[Begin]

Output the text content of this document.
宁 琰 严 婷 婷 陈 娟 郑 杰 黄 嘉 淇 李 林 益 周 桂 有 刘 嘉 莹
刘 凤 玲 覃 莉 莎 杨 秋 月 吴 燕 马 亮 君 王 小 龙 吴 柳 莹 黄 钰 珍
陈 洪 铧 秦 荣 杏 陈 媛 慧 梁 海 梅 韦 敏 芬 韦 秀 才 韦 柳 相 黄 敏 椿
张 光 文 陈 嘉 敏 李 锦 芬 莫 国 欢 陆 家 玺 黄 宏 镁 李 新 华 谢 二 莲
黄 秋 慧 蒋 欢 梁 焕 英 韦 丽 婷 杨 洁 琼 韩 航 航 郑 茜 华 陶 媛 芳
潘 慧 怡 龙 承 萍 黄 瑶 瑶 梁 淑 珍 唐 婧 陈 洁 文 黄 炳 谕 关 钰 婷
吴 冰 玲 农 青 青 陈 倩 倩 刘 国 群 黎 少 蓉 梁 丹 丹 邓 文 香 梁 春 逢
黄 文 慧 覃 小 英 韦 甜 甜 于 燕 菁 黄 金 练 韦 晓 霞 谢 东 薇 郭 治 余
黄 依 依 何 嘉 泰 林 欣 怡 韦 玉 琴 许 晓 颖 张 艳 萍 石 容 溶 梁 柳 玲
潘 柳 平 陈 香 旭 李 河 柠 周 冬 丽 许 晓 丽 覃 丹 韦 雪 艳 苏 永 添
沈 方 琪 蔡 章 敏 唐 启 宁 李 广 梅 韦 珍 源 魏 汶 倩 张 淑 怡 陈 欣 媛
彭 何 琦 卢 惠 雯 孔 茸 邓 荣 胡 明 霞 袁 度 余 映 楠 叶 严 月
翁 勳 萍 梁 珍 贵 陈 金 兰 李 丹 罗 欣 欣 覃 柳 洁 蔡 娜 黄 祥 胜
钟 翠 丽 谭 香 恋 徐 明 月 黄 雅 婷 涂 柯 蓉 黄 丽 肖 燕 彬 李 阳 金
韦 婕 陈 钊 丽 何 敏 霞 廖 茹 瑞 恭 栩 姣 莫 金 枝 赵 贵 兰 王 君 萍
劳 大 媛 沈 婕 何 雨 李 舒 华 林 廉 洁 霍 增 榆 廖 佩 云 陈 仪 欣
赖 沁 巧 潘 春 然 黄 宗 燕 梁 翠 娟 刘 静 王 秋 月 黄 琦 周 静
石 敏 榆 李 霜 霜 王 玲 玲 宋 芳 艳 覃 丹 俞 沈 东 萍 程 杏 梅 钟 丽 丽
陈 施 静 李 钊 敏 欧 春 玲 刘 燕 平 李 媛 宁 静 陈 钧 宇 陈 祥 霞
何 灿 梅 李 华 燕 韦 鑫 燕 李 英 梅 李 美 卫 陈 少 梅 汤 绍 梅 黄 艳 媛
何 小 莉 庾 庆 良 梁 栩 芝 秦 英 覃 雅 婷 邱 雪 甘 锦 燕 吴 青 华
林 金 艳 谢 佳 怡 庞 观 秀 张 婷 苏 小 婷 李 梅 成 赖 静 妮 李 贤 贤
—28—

[End]

### GIVEN TASK
Reproduce the listing shown above in its entirety, exactly.

### TASK SOLUTION
Output the text content of this document.
宁 琰 严 婷 婷 陈 娟 郑 杰 黄 嘉 淇 李 林 益 周 桂 有 刘 嘉 莹
刘 凤 玲 覃 莉 莎 杨 秋 月 吴 燕 马 亮 君 王 小 龙 吴 柳 莹 黄 钰 珍
陈 洪 铧 秦 荣 杏 陈 媛 慧 梁 海 梅 韦 敏 芬 韦 秀 才 韦 柳 相 黄 敏 椿
张 光 文 陈 嘉 敏 李 锦 芬 莫 国 欢 陆 家 玺 黄 宏 镁 李 新 华 谢 二 莲
黄 秋 慧 蒋 欢 梁 焕 英 韦 丽 婷 杨 洁 琼 韩 航 航 郑 茜 华 陶 媛 芳
潘 慧 怡 龙 承 萍 黄 瑶 瑶 梁 淑 珍 唐 婧 陈 洁 文 黄 炳 谕 关 钰 婷
吴 冰 玲 农 青 青 陈 倩 倩 刘 国 群 黎 少 蓉 梁 丹 丹 邓 文 香 梁 春 逢
黄 文 慧 覃 小 英 韦 甜 甜 于 燕 菁 黄 金 练 韦 晓 霞 谢 东 薇 郭 治 余
黄 依 依 何 嘉 泰 林 欣 怡 韦 玉 琴 许 晓 颖 张 艳 萍 石 容 溶 梁 柳 玲
潘 柳 平 陈 香 旭 李 河 柠 周 冬 丽 许 晓 丽 覃 丹 韦 雪 艳 苏 永 添
沈 方 琪 蔡 章 敏 唐 启 宁 李 广 梅 韦 珍 源 魏 汶 倩 张 淑 怡 陈 欣 媛
彭 何 琦 卢 惠 雯 孔 茸 邓 荣 胡 明 霞 袁 度 余 映 楠 叶 严 月
翁 勳 萍 梁 珍 贵 陈 金 兰 李 丹 罗 欣 欣 覃 柳 洁 蔡 娜 黄 祥 胜
钟 翠 丽 谭 香 恋 徐 明 月 黄 雅 婷 涂 柯 蓉 黄 丽 肖 燕 彬 李 阳 金
韦 婕 陈 钊 丽 何 敏 霞 廖 茹 瑞 恭 栩 姣 莫 金 枝 赵 贵 兰 王 君 萍
劳 大 媛 沈 婕 何 雨 李 舒 华 林 廉 洁 霍 增 榆 廖 佩 云 陈 仪 欣
赖 沁 巧 潘 春 然 黄 宗 燕 梁 翠 娟 刘 静 王 秋 月 黄 琦 周 静
石 敏 榆 李 霜 霜 王 玲 玲 宋 芳 艳 覃 丹 俞 沈 东 萍 程 杏 梅 钟 丽 丽
陈 施 静 李 钊 敏 欧 春 玲 刘 燕 平 李 媛 宁 静 陈 钧 宇 陈 祥 霞
何 灿 梅 李 华 燕 韦 鑫 燕 李 英 梅 李 美 卫 陈 少 梅 汤 绍 梅 黄 艳 媛
何 小 莉 庾 庆 良 梁 栩 芝 秦 英 覃 雅 婷 邱 雪 甘 锦 燕 吴 青 华
林 金 艳 谢 佳 怡 庞 观 秀 张 婷 苏 小 婷 李 梅 成 赖 静 妮 李 贤 贤
—28—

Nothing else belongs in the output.